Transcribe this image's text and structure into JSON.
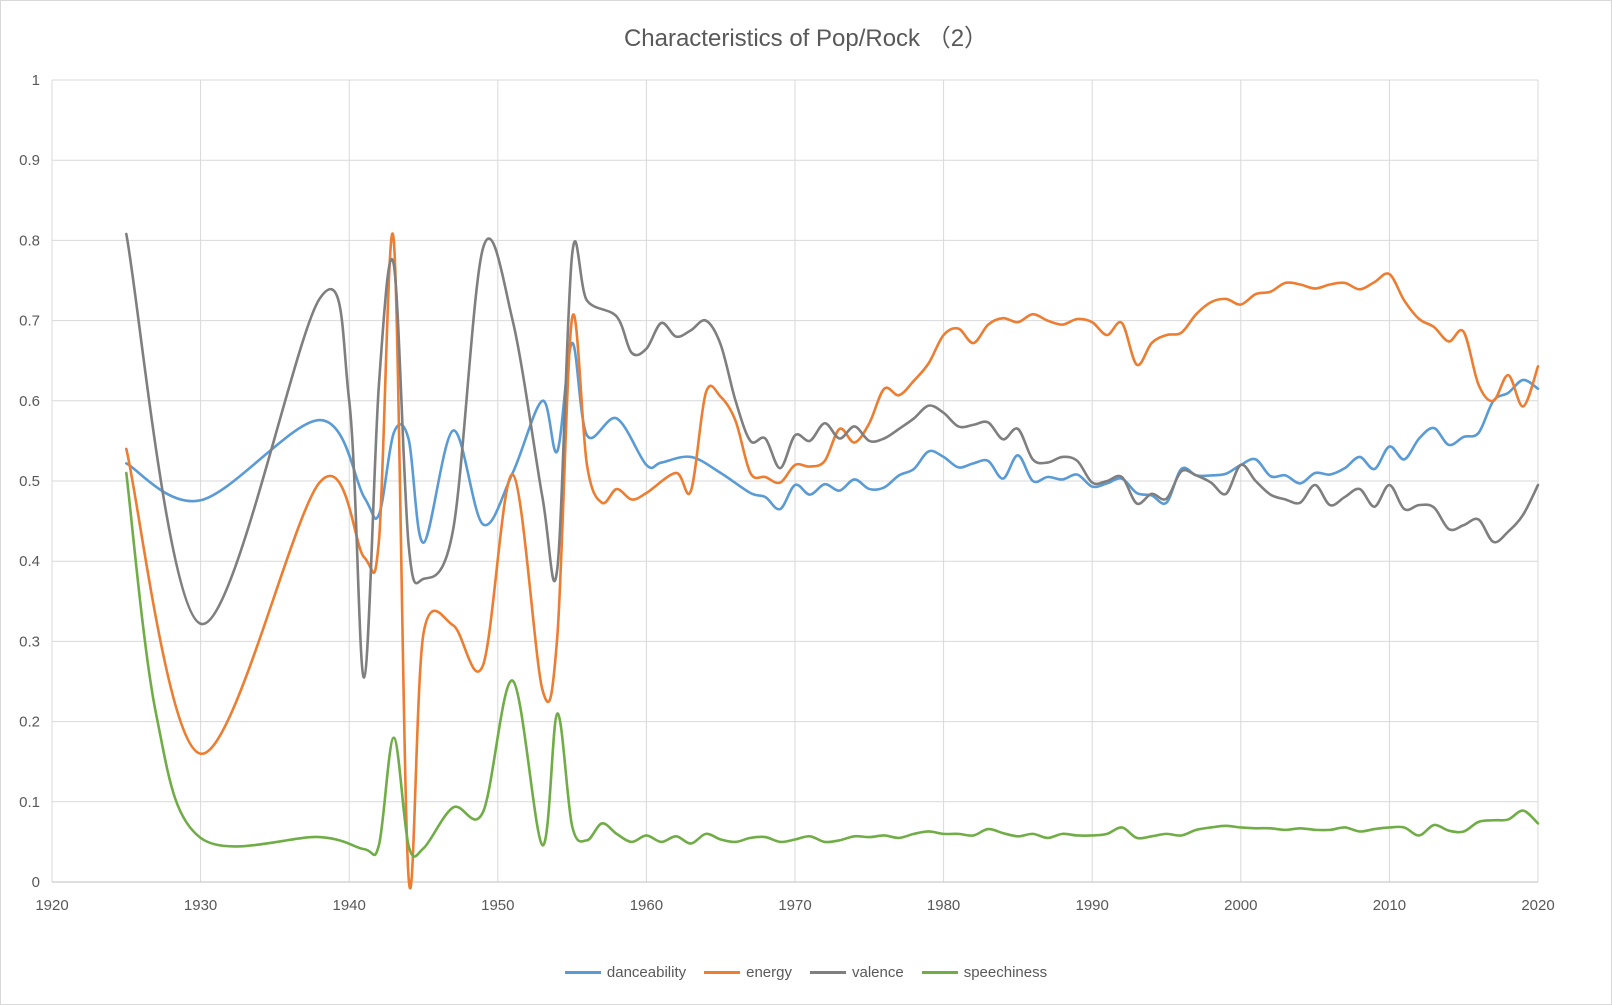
{
  "chart_data": {
    "type": "line",
    "title": "Characteristics of Pop/Rock （2）",
    "xlabel": "",
    "ylabel": "",
    "xlim": [
      1920,
      2020
    ],
    "ylim": [
      0,
      1
    ],
    "x_ticks": [
      "1920",
      "1930",
      "1940",
      "1950",
      "1960",
      "1970",
      "1980",
      "1990",
      "2000",
      "2010",
      "2020"
    ],
    "y_ticks": [
      "0",
      "0.1",
      "0.2",
      "0.3",
      "0.4",
      "0.5",
      "0.6",
      "0.7",
      "0.8",
      "0.9",
      "1"
    ],
    "grid": true,
    "legend_position": "bottom",
    "series": [
      {
        "name": "danceability",
        "color": "#5b9bd5",
        "points": [
          [
            1925,
            0.522
          ],
          [
            1930,
            0.476
          ],
          [
            1938,
            0.576
          ],
          [
            1941,
            0.48
          ],
          [
            1942,
            0.458
          ],
          [
            1943,
            0.56
          ],
          [
            1944,
            0.552
          ],
          [
            1945,
            0.423
          ],
          [
            1947,
            0.563
          ],
          [
            1949,
            0.446
          ],
          [
            1951,
            0.51
          ],
          [
            1953,
            0.6
          ],
          [
            1954,
            0.537
          ],
          [
            1955,
            0.672
          ],
          [
            1956,
            0.557
          ],
          [
            1958,
            0.578
          ],
          [
            1960,
            0.52
          ],
          [
            1961,
            0.523
          ],
          [
            1963,
            0.53
          ],
          [
            1965,
            0.51
          ],
          [
            1967,
            0.485
          ],
          [
            1968,
            0.48
          ],
          [
            1969,
            0.465
          ],
          [
            1970,
            0.495
          ],
          [
            1971,
            0.483
          ],
          [
            1972,
            0.496
          ],
          [
            1973,
            0.488
          ],
          [
            1974,
            0.502
          ],
          [
            1975,
            0.49
          ],
          [
            1976,
            0.492
          ],
          [
            1977,
            0.507
          ],
          [
            1978,
            0.515
          ],
          [
            1979,
            0.537
          ],
          [
            1980,
            0.53
          ],
          [
            1981,
            0.517
          ],
          [
            1982,
            0.522
          ],
          [
            1983,
            0.525
          ],
          [
            1984,
            0.503
          ],
          [
            1985,
            0.532
          ],
          [
            1986,
            0.5
          ],
          [
            1987,
            0.505
          ],
          [
            1988,
            0.502
          ],
          [
            1989,
            0.508
          ],
          [
            1990,
            0.493
          ],
          [
            1991,
            0.497
          ],
          [
            1992,
            0.503
          ],
          [
            1993,
            0.485
          ],
          [
            1994,
            0.482
          ],
          [
            1995,
            0.473
          ],
          [
            1996,
            0.515
          ],
          [
            1997,
            0.507
          ],
          [
            1998,
            0.507
          ],
          [
            1999,
            0.509
          ],
          [
            2000,
            0.52
          ],
          [
            2001,
            0.527
          ],
          [
            2002,
            0.506
          ],
          [
            2003,
            0.507
          ],
          [
            2004,
            0.497
          ],
          [
            2005,
            0.51
          ],
          [
            2006,
            0.508
          ],
          [
            2007,
            0.516
          ],
          [
            2008,
            0.53
          ],
          [
            2009,
            0.515
          ],
          [
            2010,
            0.543
          ],
          [
            2011,
            0.527
          ],
          [
            2012,
            0.553
          ],
          [
            2013,
            0.566
          ],
          [
            2014,
            0.545
          ],
          [
            2015,
            0.555
          ],
          [
            2016,
            0.56
          ],
          [
            2017,
            0.6
          ],
          [
            2018,
            0.61
          ],
          [
            2019,
            0.626
          ],
          [
            2020,
            0.615
          ]
        ]
      },
      {
        "name": "energy",
        "color": "#ed7d31",
        "points": [
          [
            1925,
            0.54
          ],
          [
            1930,
            0.16
          ],
          [
            1938,
            0.498
          ],
          [
            1941,
            0.405
          ],
          [
            1942,
            0.425
          ],
          [
            1943,
            0.8
          ],
          [
            1944,
            0.005
          ],
          [
            1945,
            0.31
          ],
          [
            1947,
            0.32
          ],
          [
            1949,
            0.27
          ],
          [
            1951,
            0.508
          ],
          [
            1953,
            0.24
          ],
          [
            1954,
            0.305
          ],
          [
            1955,
            0.703
          ],
          [
            1956,
            0.52
          ],
          [
            1957,
            0.473
          ],
          [
            1958,
            0.49
          ],
          [
            1959,
            0.477
          ],
          [
            1960,
            0.485
          ],
          [
            1962,
            0.51
          ],
          [
            1963,
            0.488
          ],
          [
            1964,
            0.61
          ],
          [
            1965,
            0.605
          ],
          [
            1966,
            0.575
          ],
          [
            1967,
            0.51
          ],
          [
            1968,
            0.505
          ],
          [
            1969,
            0.498
          ],
          [
            1970,
            0.52
          ],
          [
            1971,
            0.518
          ],
          [
            1972,
            0.525
          ],
          [
            1973,
            0.565
          ],
          [
            1974,
            0.548
          ],
          [
            1975,
            0.572
          ],
          [
            1976,
            0.615
          ],
          [
            1977,
            0.607
          ],
          [
            1978,
            0.625
          ],
          [
            1979,
            0.647
          ],
          [
            1980,
            0.682
          ],
          [
            1981,
            0.69
          ],
          [
            1982,
            0.672
          ],
          [
            1983,
            0.695
          ],
          [
            1984,
            0.703
          ],
          [
            1985,
            0.698
          ],
          [
            1986,
            0.708
          ],
          [
            1987,
            0.7
          ],
          [
            1988,
            0.695
          ],
          [
            1989,
            0.702
          ],
          [
            1990,
            0.698
          ],
          [
            1991,
            0.682
          ],
          [
            1992,
            0.697
          ],
          [
            1993,
            0.645
          ],
          [
            1994,
            0.672
          ],
          [
            1995,
            0.682
          ],
          [
            1996,
            0.685
          ],
          [
            1997,
            0.708
          ],
          [
            1998,
            0.723
          ],
          [
            1999,
            0.727
          ],
          [
            2000,
            0.72
          ],
          [
            2001,
            0.733
          ],
          [
            2002,
            0.736
          ],
          [
            2003,
            0.747
          ],
          [
            2004,
            0.745
          ],
          [
            2005,
            0.74
          ],
          [
            2006,
            0.745
          ],
          [
            2007,
            0.747
          ],
          [
            2008,
            0.739
          ],
          [
            2009,
            0.748
          ],
          [
            2010,
            0.758
          ],
          [
            2011,
            0.725
          ],
          [
            2012,
            0.702
          ],
          [
            2013,
            0.692
          ],
          [
            2014,
            0.674
          ],
          [
            2015,
            0.686
          ],
          [
            2016,
            0.62
          ],
          [
            2017,
            0.6
          ],
          [
            2018,
            0.632
          ],
          [
            2019,
            0.593
          ],
          [
            2020,
            0.643
          ]
        ]
      },
      {
        "name": "valence",
        "color": "#7f7f7f",
        "points": [
          [
            1925,
            0.808
          ],
          [
            1930,
            0.322
          ],
          [
            1938,
            0.727
          ],
          [
            1940,
            0.6
          ],
          [
            1941,
            0.255
          ],
          [
            1942,
            0.62
          ],
          [
            1943,
            0.77
          ],
          [
            1944,
            0.42
          ],
          [
            1945,
            0.378
          ],
          [
            1947,
            0.44
          ],
          [
            1949,
            0.79
          ],
          [
            1951,
            0.7
          ],
          [
            1953,
            0.48
          ],
          [
            1954,
            0.39
          ],
          [
            1955,
            0.782
          ],
          [
            1956,
            0.725
          ],
          [
            1958,
            0.705
          ],
          [
            1959,
            0.66
          ],
          [
            1960,
            0.665
          ],
          [
            1961,
            0.697
          ],
          [
            1962,
            0.68
          ],
          [
            1963,
            0.688
          ],
          [
            1964,
            0.7
          ],
          [
            1965,
            0.67
          ],
          [
            1966,
            0.6
          ],
          [
            1967,
            0.55
          ],
          [
            1968,
            0.553
          ],
          [
            1969,
            0.516
          ],
          [
            1970,
            0.557
          ],
          [
            1971,
            0.55
          ],
          [
            1972,
            0.572
          ],
          [
            1973,
            0.553
          ],
          [
            1974,
            0.568
          ],
          [
            1975,
            0.55
          ],
          [
            1976,
            0.553
          ],
          [
            1977,
            0.565
          ],
          [
            1978,
            0.578
          ],
          [
            1979,
            0.594
          ],
          [
            1980,
            0.585
          ],
          [
            1981,
            0.568
          ],
          [
            1982,
            0.57
          ],
          [
            1983,
            0.573
          ],
          [
            1984,
            0.552
          ],
          [
            1985,
            0.565
          ],
          [
            1986,
            0.527
          ],
          [
            1987,
            0.523
          ],
          [
            1988,
            0.53
          ],
          [
            1989,
            0.525
          ],
          [
            1990,
            0.498
          ],
          [
            1991,
            0.5
          ],
          [
            1992,
            0.505
          ],
          [
            1993,
            0.472
          ],
          [
            1994,
            0.484
          ],
          [
            1995,
            0.478
          ],
          [
            1996,
            0.512
          ],
          [
            1997,
            0.507
          ],
          [
            1998,
            0.498
          ],
          [
            1999,
            0.484
          ],
          [
            2000,
            0.52
          ],
          [
            2001,
            0.5
          ],
          [
            2002,
            0.483
          ],
          [
            2003,
            0.477
          ],
          [
            2004,
            0.473
          ],
          [
            2005,
            0.495
          ],
          [
            2006,
            0.47
          ],
          [
            2007,
            0.48
          ],
          [
            2008,
            0.49
          ],
          [
            2009,
            0.468
          ],
          [
            2010,
            0.495
          ],
          [
            2011,
            0.465
          ],
          [
            2012,
            0.47
          ],
          [
            2013,
            0.467
          ],
          [
            2014,
            0.44
          ],
          [
            2015,
            0.445
          ],
          [
            2016,
            0.452
          ],
          [
            2017,
            0.424
          ],
          [
            2018,
            0.437
          ],
          [
            2019,
            0.458
          ],
          [
            2020,
            0.495
          ]
        ]
      },
      {
        "name": "speechiness",
        "color": "#70ad47",
        "points": [
          [
            1925,
            0.51
          ],
          [
            1927,
            0.21
          ],
          [
            1930,
            0.055
          ],
          [
            1938,
            0.056
          ],
          [
            1941,
            0.041
          ],
          [
            1942,
            0.046
          ],
          [
            1943,
            0.18
          ],
          [
            1944,
            0.045
          ],
          [
            1945,
            0.042
          ],
          [
            1947,
            0.093
          ],
          [
            1949,
            0.087
          ],
          [
            1951,
            0.251
          ],
          [
            1953,
            0.046
          ],
          [
            1954,
            0.21
          ],
          [
            1955,
            0.07
          ],
          [
            1956,
            0.052
          ],
          [
            1957,
            0.073
          ],
          [
            1958,
            0.06
          ],
          [
            1959,
            0.05
          ],
          [
            1960,
            0.058
          ],
          [
            1961,
            0.05
          ],
          [
            1962,
            0.057
          ],
          [
            1963,
            0.048
          ],
          [
            1964,
            0.06
          ],
          [
            1965,
            0.053
          ],
          [
            1966,
            0.05
          ],
          [
            1967,
            0.055
          ],
          [
            1968,
            0.056
          ],
          [
            1969,
            0.05
          ],
          [
            1970,
            0.053
          ],
          [
            1971,
            0.057
          ],
          [
            1972,
            0.05
          ],
          [
            1973,
            0.052
          ],
          [
            1974,
            0.057
          ],
          [
            1975,
            0.056
          ],
          [
            1976,
            0.058
          ],
          [
            1977,
            0.055
          ],
          [
            1978,
            0.06
          ],
          [
            1979,
            0.063
          ],
          [
            1980,
            0.06
          ],
          [
            1981,
            0.06
          ],
          [
            1982,
            0.058
          ],
          [
            1983,
            0.066
          ],
          [
            1984,
            0.061
          ],
          [
            1985,
            0.057
          ],
          [
            1986,
            0.06
          ],
          [
            1987,
            0.055
          ],
          [
            1988,
            0.06
          ],
          [
            1989,
            0.058
          ],
          [
            1990,
            0.058
          ],
          [
            1991,
            0.06
          ],
          [
            1992,
            0.068
          ],
          [
            1993,
            0.055
          ],
          [
            1994,
            0.057
          ],
          [
            1995,
            0.06
          ],
          [
            1996,
            0.058
          ],
          [
            1997,
            0.065
          ],
          [
            1998,
            0.068
          ],
          [
            1999,
            0.07
          ],
          [
            2000,
            0.068
          ],
          [
            2001,
            0.067
          ],
          [
            2002,
            0.067
          ],
          [
            2003,
            0.065
          ],
          [
            2004,
            0.067
          ],
          [
            2005,
            0.065
          ],
          [
            2006,
            0.065
          ],
          [
            2007,
            0.068
          ],
          [
            2008,
            0.063
          ],
          [
            2009,
            0.066
          ],
          [
            2010,
            0.068
          ],
          [
            2011,
            0.068
          ],
          [
            2012,
            0.058
          ],
          [
            2013,
            0.071
          ],
          [
            2014,
            0.064
          ],
          [
            2015,
            0.063
          ],
          [
            2016,
            0.075
          ],
          [
            2017,
            0.077
          ],
          [
            2018,
            0.078
          ],
          [
            2019,
            0.089
          ],
          [
            2020,
            0.073
          ]
        ]
      }
    ]
  }
}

——————

**Exercise prompt**
Of the lines in the material, how many contain the word "color"? Reply with the number and nothing else.

**Exercise result**
4